-- Start of Record extracts --

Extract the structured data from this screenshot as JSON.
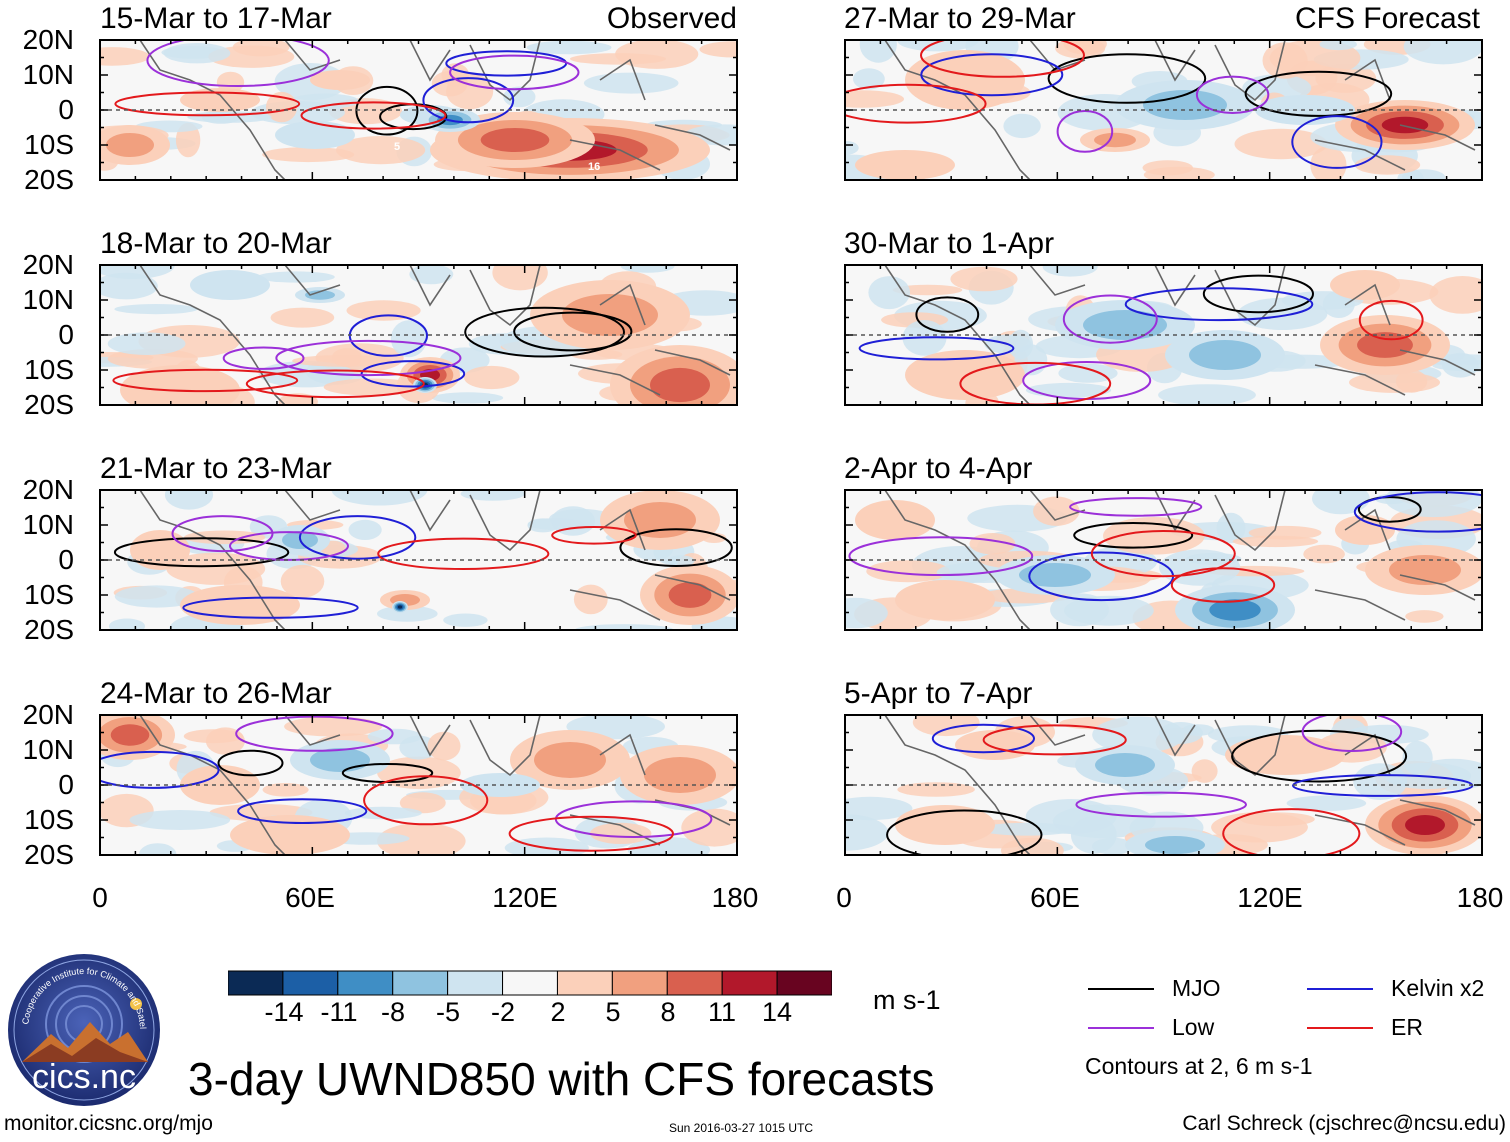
{
  "header": {
    "left_label": "Observed",
    "right_label": "CFS Forecast"
  },
  "chart_data": {
    "type": "heatmap",
    "title": "3-day UWND850 with CFS forecasts",
    "variable": "850-hPa zonal wind anomaly",
    "units": "m s-1",
    "x_axis": {
      "range": [
        0,
        180
      ],
      "tick_labels": [
        "0",
        "60E",
        "120E",
        "180"
      ]
    },
    "y_axis": {
      "range": [
        -20,
        20
      ],
      "tick_labels": [
        "20N",
        "10N",
        "0",
        "10S",
        "20S"
      ]
    },
    "color_scale": {
      "levels": [
        -14,
        -11,
        -8,
        -5,
        -2,
        2,
        5,
        8,
        11,
        14
      ],
      "tick_labels": [
        "-14",
        "-11",
        "-8",
        "-5",
        "-2",
        "2",
        "5",
        "8",
        "11",
        "14"
      ],
      "colors": [
        "#0b2a55",
        "#1c5fa6",
        "#3f8ec5",
        "#8fc3e0",
        "#cfe4f0",
        "#f7f7f7",
        "#fbd0ba",
        "#f1a07f",
        "#d9604f",
        "#b2182b",
        "#680420"
      ]
    },
    "panels": [
      {
        "title": "15-Mar to 17-Mar",
        "source": "Observed",
        "annotations": [
          "5",
          "16"
        ]
      },
      {
        "title": "18-Mar to 20-Mar",
        "source": "Observed"
      },
      {
        "title": "21-Mar to 23-Mar",
        "source": "Observed"
      },
      {
        "title": "24-Mar to 26-Mar",
        "source": "Observed"
      },
      {
        "title": "27-Mar to 29-Mar",
        "source": "CFS Forecast"
      },
      {
        "title": "30-Mar to 1-Apr",
        "source": "CFS Forecast"
      },
      {
        "title": "2-Apr to 4-Apr",
        "source": "CFS Forecast"
      },
      {
        "title": "5-Apr to 7-Apr",
        "source": "CFS Forecast"
      }
    ],
    "contour_legend": [
      {
        "name": "MJO",
        "color": "#000000"
      },
      {
        "name": "Kelvin x2",
        "color": "#1f1fd6"
      },
      {
        "name": "Low",
        "color": "#9b30d9"
      },
      {
        "name": "ER",
        "color": "#e3191c"
      }
    ],
    "contour_note": "Contours at 2, 6 m s-1"
  },
  "footer": {
    "logo_text": "cics.nc",
    "logo_ring_text": "Cooperative Institute for Climate and Satellites",
    "left_url": "monitor.cicsnc.org/mjo",
    "timestamp": "Sun 2016-03-27 1015 UTC",
    "credit": "Carl Schreck (cjschrec@ncsu.edu)"
  }
}
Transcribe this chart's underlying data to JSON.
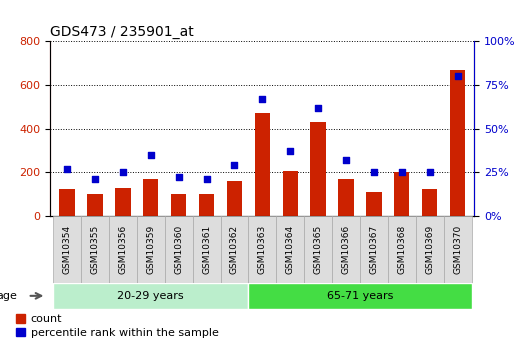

-- End of Record extracts --

> [Exercise brief]:
Leave the pictures out, and print every line of the listing exactly as written.

> [In response]:
Extract the structured data from this screenshot as JSON.
{
  "header": {
    "left_label": "Observed",
    "right_label": "CFS Forecast"
  },
  "chart_data": {
    "type": "heatmap",
    "title": "3-day UWND850 with CFS forecasts",
    "variable": "850-hPa zonal wind anomaly",
    "units": "m s-1",
    "x_axis": {
      "range": [
        0,
        180
      ],
      "tick_labels": [
        "0",
        "60E",
        "120E",
        "180"
      ]
    },
    "y_axis": {
      "range": [
        -20,
        20
      ],
      "tick_labels": [
        "20N",
        "10N",
        "0",
        "10S",
        "20S"
      ]
    },
    "color_scale": {
      "levels": [
        -14,
        -11,
        -8,
        -5,
        -2,
        2,
        5,
        8,
        11,
        14
      ],
      "tick_labels": [
        "-14",
        "-11",
        "-8",
        "-5",
        "-2",
        "2",
        "5",
        "8",
        "11",
        "14"
      ],
      "colors": [
        "#0b2a55",
        "#1c5fa6",
        "#3f8ec5",
        "#8fc3e0",
        "#cfe4f0",
        "#f7f7f7",
        "#fbd0ba",
        "#f1a07f",
        "#d9604f",
        "#b2182b",
        "#680420"
      ]
    },
    "panels": [
      {
        "title": "15-Mar to 17-Mar",
        "source": "Observed",
        "annotations": [
          "5",
          "16"
        ]
      },
      {
        "title": "18-Mar to 20-Mar",
        "source": "Observed"
      },
      {
        "title": "21-Mar to 23-Mar",
        "source": "Observed"
      },
      {
        "title": "24-Mar to 26-Mar",
        "source": "Observed"
      },
      {
        "title": "27-Mar to 29-Mar",
        "source": "CFS Forecast"
      },
      {
        "title": "30-Mar to 1-Apr",
        "source": "CFS Forecast"
      },
      {
        "title": "2-Apr to 4-Apr",
        "source": "CFS Forecast"
      },
      {
        "title": "5-Apr to 7-Apr",
        "source": "CFS Forecast"
      }
    ],
    "contour_legend": [
      {
        "name": "MJO",
        "color": "#000000"
      },
      {
        "name": "Kelvin x2",
        "color": "#1f1fd6"
      },
      {
        "name": "Low",
        "color": "#9b30d9"
      },
      {
        "name": "ER",
        "color": "#e3191c"
      }
    ],
    "contour_note": "Contours at 2, 6 m s-1"
  },
  "footer": {
    "logo_text": "cics.nc",
    "logo_ring_text": "Cooperative Institute for Climate and Satellites",
    "left_url": "monitor.cicsnc.org/mjo",
    "timestamp": "Sun 2016-03-27 1015 UTC",
    "credit": "Carl Schreck (cjschrec@ncsu.edu)"
  }
}
Transcribe this chart's underlying data to JSON.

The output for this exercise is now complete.